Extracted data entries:
** START **
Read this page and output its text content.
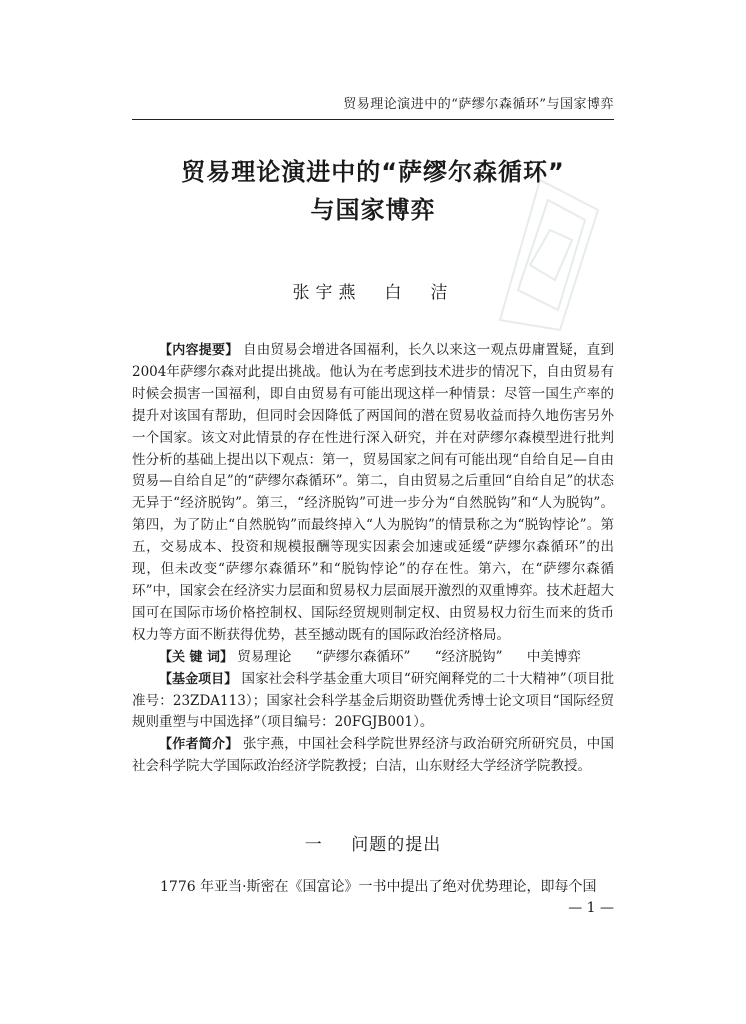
贸易理论演进中的“萨缪尔森循环”与国家博弈
贸易理论演进中的“萨缪尔森循环”
与国家博弈
张宇燕　白　洁

【内容提要】 自由贸易会增进各国福利，长久以来这一观点毋庸置疑，直到2004年萨缪尔森对此提出挑战。他认为在考虑到技术进步的情况下，自由贸易有时候会损害一国福利，即自由贸易有可能出现这样一种情景：尽管一国生产率的提升对该国有帮助，但同时会因降低了两国间的潜在贸易收益而持久地伤害另外一个国家。该文对此情景的存在性进行深入研究，并在对萨缪尔森模型进行批判性分析的基础上提出以下观点：第一，贸易国家之间有可能出现“自给自足—自由贸易—自给自足”的“萨缪尔森循环”。第二，自由贸易之后重回“自给自足”的状态无异于“经济脱钩”。第三，“经济脱钩”可进一步分为“自然脱钩”和“人为脱钩”。第四，为了防止“自然脱钩”而最终掉入“人为脱钩”的情景称之为“脱钩悖论”。第五，交易成本、投资和规模报酬等现实因素会加速或延缓“萨缪尔森循环”的出现，但未改变“萨缪尔森循环”和“脱钩悖论”的存在性。第六，在“萨缪尔森循环”中，国家会在经济实力层面和贸易权力层面展开激烈的双重博弈。技术赶超大国可在国际市场价格控制权、国际经贸规则制定权、由贸易权力衍生而来的货币权力等方面不断获得优势，甚至撼动既有的国际政治经济格局。

【关 键 词】 贸易理论 “萨缪尔森循环” “经济脱钩” 中美博弈

【基金项目】 国家社会科学基金重大项目“研究阐释党的二十大精神”（项目批准号：23ZDA113）；国家社会科学基金后期资助暨优秀博士论文项目“国际经贸规则重塑与中国选择”（项目编号：20FGJB001）。

【作者简介】 张宇燕，中国社会科学院世界经济与政治研究所研究员，中国社会科学院大学国际政治经济学院教授；白洁，山东财经大学经济学院教授。

一 问题的提出
1776 年亚当·斯密在《国富论》一书中提出了绝对优势理论，即每个国
— 1 —
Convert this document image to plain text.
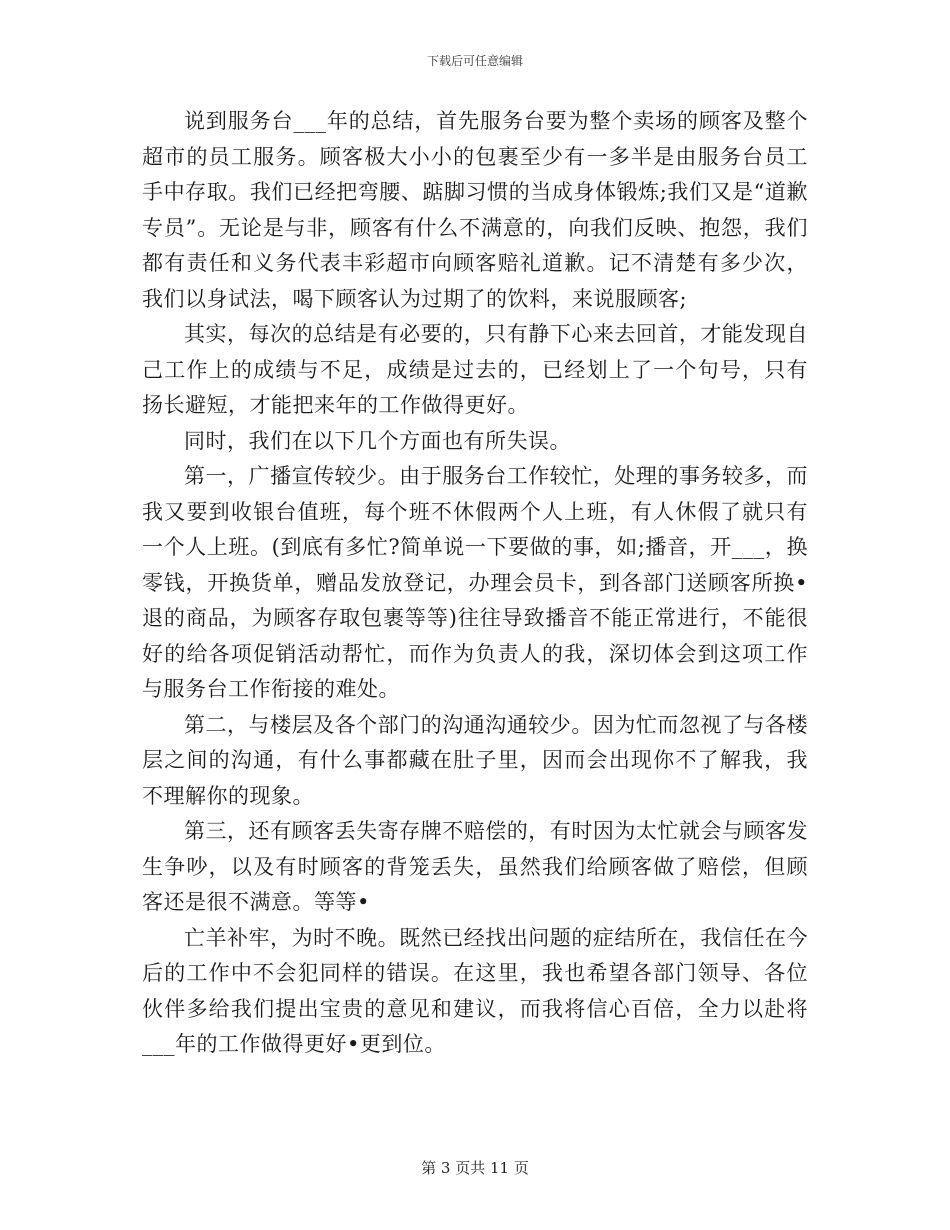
下载后可任意编辑

说到服务台___年的总结，首先服务台要为整个卖场的顾客及整个超市的员工服务。顾客极大小小的包裹至少有一多半是由服务台员工手中存取。我们已经把弯腰、踮脚习惯的当成身体锻炼;我们又是“道歉专员”。无论是与非，顾客有什么不满意的，向我们反映、抱怨，我们都有责任和义务代表丰彩超市向顾客赔礼道歉。记不清楚有多少次，我们以身试法，喝下顾客认为过期了的饮料，来说服顾客;

其实，每次的总结是有必要的，只有静下心来去回首，才能发现自己工作上的成绩与不足，成绩是过去的，已经划上了一个句号，只有扬长避短，才能把来年的工作做得更好。

同时，我们在以下几个方面也有所失误。

第一，广播宣传较少。由于服务台工作较忙，处理的事务较多，而我又要到收银台值班，每个班不休假两个人上班，有人休假了就只有一个人上班。(到底有多忙?简单说一下要做的事，如;播音，开___，换零钱，开换货单，赠品发放登记，办理会员卡，到各部门送顾客所换•退的商品，为顾客存取包裹等等)往往导致播音不能正常进行，不能很好的给各项促销活动帮忙，而作为负责人的我，深切体会到这项工作与服务台工作衔接的难处。

第二，与楼层及各个部门的沟通沟通较少。因为忙而忽视了与各楼层之间的沟通，有什么事都藏在肚子里，因而会出现你不了解我，我不理解你的现象。

第三，还有顾客丢失寄存牌不赔偿的，有时因为太忙就会与顾客发生争吵，以及有时顾客的背笼丢失，虽然我们给顾客做了赔偿，但顾客还是很不满意。等等•

亡羊补牢，为时不晚。既然已经找出问题的症结所在，我信任在今后的工作中不会犯同样的错误。在这里，我也希望各部门领导、各位伙伴多给我们提出宝贵的意见和建议，而我将信心百倍，全力以赴将___年的工作做得更好•更到位。

第 3 页共 11 页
** END **
SHORT EXERCISE: Lines from the one that contains "Convert this document image to plain text." through the last line of the data above are to be extracted exactly, with no pictures and no other lines.

REPLY:
Convert this document image to plain text.
下载后可任意编辑

说到服务台___年的总结，首先服务台要为整个卖场的顾客及整个超市的员工服务。顾客极大小小的包裹至少有一多半是由服务台员工手中存取。我们已经把弯腰、踮脚习惯的当成身体锻炼;我们又是“道歉专员”。无论是与非，顾客有什么不满意的，向我们反映、抱怨，我们都有责任和义务代表丰彩超市向顾客赔礼道歉。记不清楚有多少次，我们以身试法，喝下顾客认为过期了的饮料，来说服顾客;

其实，每次的总结是有必要的，只有静下心来去回首，才能发现自己工作上的成绩与不足，成绩是过去的，已经划上了一个句号，只有扬长避短，才能把来年的工作做得更好。

同时，我们在以下几个方面也有所失误。

第一，广播宣传较少。由于服务台工作较忙，处理的事务较多，而我又要到收银台值班，每个班不休假两个人上班，有人休假了就只有一个人上班。(到底有多忙?简单说一下要做的事，如;播音，开___，换零钱，开换货单，赠品发放登记，办理会员卡，到各部门送顾客所换•退的商品，为顾客存取包裹等等)往往导致播音不能正常进行，不能很好的给各项促销活动帮忙，而作为负责人的我，深切体会到这项工作与服务台工作衔接的难处。

第二，与楼层及各个部门的沟通沟通较少。因为忙而忽视了与各楼层之间的沟通，有什么事都藏在肚子里，因而会出现你不了解我，我不理解你的现象。

第三，还有顾客丢失寄存牌不赔偿的，有时因为太忙就会与顾客发生争吵，以及有时顾客的背笼丢失，虽然我们给顾客做了赔偿，但顾客还是很不满意。等等•

亡羊补牢，为时不晚。既然已经找出问题的症结所在，我信任在今后的工作中不会犯同样的错误。在这里，我也希望各部门领导、各位伙伴多给我们提出宝贵的意见和建议，而我将信心百倍，全力以赴将___年的工作做得更好•更到位。

第 3 页共 11 页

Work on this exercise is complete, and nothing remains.